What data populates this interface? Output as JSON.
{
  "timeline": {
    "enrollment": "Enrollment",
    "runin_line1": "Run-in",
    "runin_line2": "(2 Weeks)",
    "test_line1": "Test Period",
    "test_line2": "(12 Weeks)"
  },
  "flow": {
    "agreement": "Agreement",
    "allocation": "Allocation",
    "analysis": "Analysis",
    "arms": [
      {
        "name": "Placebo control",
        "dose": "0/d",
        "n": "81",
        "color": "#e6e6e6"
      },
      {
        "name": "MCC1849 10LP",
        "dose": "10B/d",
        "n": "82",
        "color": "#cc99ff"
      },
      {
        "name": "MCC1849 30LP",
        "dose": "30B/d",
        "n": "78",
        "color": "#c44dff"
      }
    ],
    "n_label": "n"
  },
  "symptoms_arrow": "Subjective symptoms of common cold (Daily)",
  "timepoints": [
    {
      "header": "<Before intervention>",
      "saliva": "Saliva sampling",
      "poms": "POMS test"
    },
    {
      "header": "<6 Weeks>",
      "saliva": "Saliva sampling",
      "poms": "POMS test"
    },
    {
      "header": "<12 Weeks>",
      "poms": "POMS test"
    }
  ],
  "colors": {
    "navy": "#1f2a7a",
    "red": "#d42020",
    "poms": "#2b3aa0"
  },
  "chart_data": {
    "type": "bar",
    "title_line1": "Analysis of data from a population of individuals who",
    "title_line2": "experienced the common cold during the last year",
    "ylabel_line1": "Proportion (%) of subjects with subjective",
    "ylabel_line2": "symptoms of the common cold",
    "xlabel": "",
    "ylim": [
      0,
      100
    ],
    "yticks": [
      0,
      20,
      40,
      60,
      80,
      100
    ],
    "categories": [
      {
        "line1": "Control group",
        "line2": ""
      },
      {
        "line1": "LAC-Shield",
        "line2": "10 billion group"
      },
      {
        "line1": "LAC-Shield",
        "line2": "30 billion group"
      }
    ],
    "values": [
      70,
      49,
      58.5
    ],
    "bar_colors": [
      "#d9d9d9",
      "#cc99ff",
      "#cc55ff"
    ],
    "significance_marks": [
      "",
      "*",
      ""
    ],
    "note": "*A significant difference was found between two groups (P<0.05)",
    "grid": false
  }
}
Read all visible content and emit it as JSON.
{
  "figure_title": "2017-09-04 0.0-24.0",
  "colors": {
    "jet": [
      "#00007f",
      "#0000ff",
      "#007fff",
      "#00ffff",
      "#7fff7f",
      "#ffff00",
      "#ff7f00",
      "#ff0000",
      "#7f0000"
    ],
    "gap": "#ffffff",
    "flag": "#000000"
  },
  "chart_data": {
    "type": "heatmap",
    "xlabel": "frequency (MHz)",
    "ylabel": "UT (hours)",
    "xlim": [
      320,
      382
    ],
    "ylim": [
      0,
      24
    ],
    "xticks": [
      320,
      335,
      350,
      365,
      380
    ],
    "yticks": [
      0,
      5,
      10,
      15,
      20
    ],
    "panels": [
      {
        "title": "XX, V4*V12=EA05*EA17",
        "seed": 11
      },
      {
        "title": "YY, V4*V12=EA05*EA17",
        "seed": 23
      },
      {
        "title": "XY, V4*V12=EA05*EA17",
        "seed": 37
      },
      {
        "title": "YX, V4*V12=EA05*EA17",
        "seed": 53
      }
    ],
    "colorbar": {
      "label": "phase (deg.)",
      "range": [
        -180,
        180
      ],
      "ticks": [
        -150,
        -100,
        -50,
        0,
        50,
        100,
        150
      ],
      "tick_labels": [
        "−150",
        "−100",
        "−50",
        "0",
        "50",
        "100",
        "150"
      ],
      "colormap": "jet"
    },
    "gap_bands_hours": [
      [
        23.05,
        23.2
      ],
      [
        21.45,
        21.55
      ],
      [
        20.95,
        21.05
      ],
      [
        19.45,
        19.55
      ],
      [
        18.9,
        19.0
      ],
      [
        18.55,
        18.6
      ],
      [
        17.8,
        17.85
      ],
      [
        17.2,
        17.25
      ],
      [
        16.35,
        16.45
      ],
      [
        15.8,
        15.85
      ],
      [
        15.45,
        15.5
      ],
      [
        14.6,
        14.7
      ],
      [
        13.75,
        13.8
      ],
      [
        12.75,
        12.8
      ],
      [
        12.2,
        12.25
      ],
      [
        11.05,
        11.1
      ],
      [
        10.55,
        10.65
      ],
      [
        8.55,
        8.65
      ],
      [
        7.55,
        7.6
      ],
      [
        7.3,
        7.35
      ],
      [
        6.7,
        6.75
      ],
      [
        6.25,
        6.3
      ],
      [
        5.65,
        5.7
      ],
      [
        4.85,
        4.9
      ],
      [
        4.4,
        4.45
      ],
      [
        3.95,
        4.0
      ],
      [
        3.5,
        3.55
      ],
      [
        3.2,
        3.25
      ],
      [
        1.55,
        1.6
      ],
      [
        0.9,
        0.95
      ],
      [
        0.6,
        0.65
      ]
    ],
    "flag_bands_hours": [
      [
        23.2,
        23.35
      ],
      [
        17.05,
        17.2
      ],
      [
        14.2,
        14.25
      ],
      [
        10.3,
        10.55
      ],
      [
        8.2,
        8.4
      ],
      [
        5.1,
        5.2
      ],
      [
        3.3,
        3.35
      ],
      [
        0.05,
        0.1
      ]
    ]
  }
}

Problem details >> Each line of the material should be echoed exactly.

Task solution >>
What data populates this interface? Output as JSON.
{
  "timeline": {
    "enrollment": "Enrollment",
    "runin_line1": "Run-in",
    "runin_line2": "(2 Weeks)",
    "test_line1": "Test Period",
    "test_line2": "(12 Weeks)"
  },
  "flow": {
    "agreement": "Agreement",
    "allocation": "Allocation",
    "analysis": "Analysis",
    "arms": [
      {
        "name": "Placebo control",
        "dose": "0/d",
        "n": "81",
        "color": "#e6e6e6"
      },
      {
        "name": "MCC1849 10LP",
        "dose": "10B/d",
        "n": "82",
        "color": "#cc99ff"
      },
      {
        "name": "MCC1849 30LP",
        "dose": "30B/d",
        "n": "78",
        "color": "#c44dff"
      }
    ],
    "n_label": "n"
  },
  "symptoms_arrow": "Subjective symptoms of common cold (Daily)",
  "timepoints": [
    {
      "header": "<Before intervention>",
      "saliva": "Saliva sampling",
      "poms": "POMS test"
    },
    {
      "header": "<6 Weeks>",
      "saliva": "Saliva sampling",
      "poms": "POMS test"
    },
    {
      "header": "<12 Weeks>",
      "poms": "POMS test"
    }
  ],
  "colors": {
    "navy": "#1f2a7a",
    "red": "#d42020",
    "poms": "#2b3aa0"
  },
  "chart_data": {
    "type": "bar",
    "title_line1": "Analysis of data from a population of individuals who",
    "title_line2": "experienced the common cold during the last year",
    "ylabel_line1": "Proportion (%) of subjects with subjective",
    "ylabel_line2": "symptoms of the common cold",
    "xlabel": "",
    "ylim": [
      0,
      100
    ],
    "yticks": [
      0,
      20,
      40,
      60,
      80,
      100
    ],
    "categories": [
      {
        "line1": "Control group",
        "line2": ""
      },
      {
        "line1": "LAC-Shield",
        "line2": "10 billion group"
      },
      {
        "line1": "LAC-Shield",
        "line2": "30 billion group"
      }
    ],
    "values": [
      70,
      49,
      58.5
    ],
    "bar_colors": [
      "#d9d9d9",
      "#cc99ff",
      "#cc55ff"
    ],
    "significance_marks": [
      "",
      "*",
      ""
    ],
    "note": "*A significant difference was found between two groups (P<0.05)",
    "grid": false
  }
}
Read all visible content and emit it as JSON.
{
  "figure_title": "2017-09-04 0.0-24.0",
  "colors": {
    "jet": [
      "#00007f",
      "#0000ff",
      "#007fff",
      "#00ffff",
      "#7fff7f",
      "#ffff00",
      "#ff7f00",
      "#ff0000",
      "#7f0000"
    ],
    "gap": "#ffffff",
    "flag": "#000000"
  },
  "chart_data": {
    "type": "heatmap",
    "xlabel": "frequency (MHz)",
    "ylabel": "UT (hours)",
    "xlim": [
      320,
      382
    ],
    "ylim": [
      0,
      24
    ],
    "xticks": [
      320,
      335,
      350,
      365,
      380
    ],
    "yticks": [
      0,
      5,
      10,
      15,
      20
    ],
    "panels": [
      {
        "title": "XX, V4*V12=EA05*EA17",
        "seed": 11
      },
      {
        "title": "YY, V4*V12=EA05*EA17",
        "seed": 23
      },
      {
        "title": "XY, V4*V12=EA05*EA17",
        "seed": 37
      },
      {
        "title": "YX, V4*V12=EA05*EA17",
        "seed": 53
      }
    ],
    "colorbar": {
      "label": "phase (deg.)",
      "range": [
        -180,
        180
      ],
      "ticks": [
        -150,
        -100,
        -50,
        0,
        50,
        100,
        150
      ],
      "tick_labels": [
        "−150",
        "−100",
        "−50",
        "0",
        "50",
        "100",
        "150"
      ],
      "colormap": "jet"
    },
    "gap_bands_hours": [
      [
        23.05,
        23.2
      ],
      [
        21.45,
        21.55
      ],
      [
        20.95,
        21.05
      ],
      [
        19.45,
        19.55
      ],
      [
        18.9,
        19.0
      ],
      [
        18.55,
        18.6
      ],
      [
        17.8,
        17.85
      ],
      [
        17.2,
        17.25
      ],
      [
        16.35,
        16.45
      ],
      [
        15.8,
        15.85
      ],
      [
        15.45,
        15.5
      ],
      [
        14.6,
        14.7
      ],
      [
        13.75,
        13.8
      ],
      [
        12.75,
        12.8
      ],
      [
        12.2,
        12.25
      ],
      [
        11.05,
        11.1
      ],
      [
        10.55,
        10.65
      ],
      [
        8.55,
        8.65
      ],
      [
        7.55,
        7.6
      ],
      [
        7.3,
        7.35
      ],
      [
        6.7,
        6.75
      ],
      [
        6.25,
        6.3
      ],
      [
        5.65,
        5.7
      ],
      [
        4.85,
        4.9
      ],
      [
        4.4,
        4.45
      ],
      [
        3.95,
        4.0
      ],
      [
        3.5,
        3.55
      ],
      [
        3.2,
        3.25
      ],
      [
        1.55,
        1.6
      ],
      [
        0.9,
        0.95
      ],
      [
        0.6,
        0.65
      ]
    ],
    "flag_bands_hours": [
      [
        23.2,
        23.35
      ],
      [
        17.05,
        17.2
      ],
      [
        14.2,
        14.25
      ],
      [
        10.3,
        10.55
      ],
      [
        8.2,
        8.4
      ],
      [
        5.1,
        5.2
      ],
      [
        3.3,
        3.35
      ],
      [
        0.05,
        0.1
      ]
    ]
  }
}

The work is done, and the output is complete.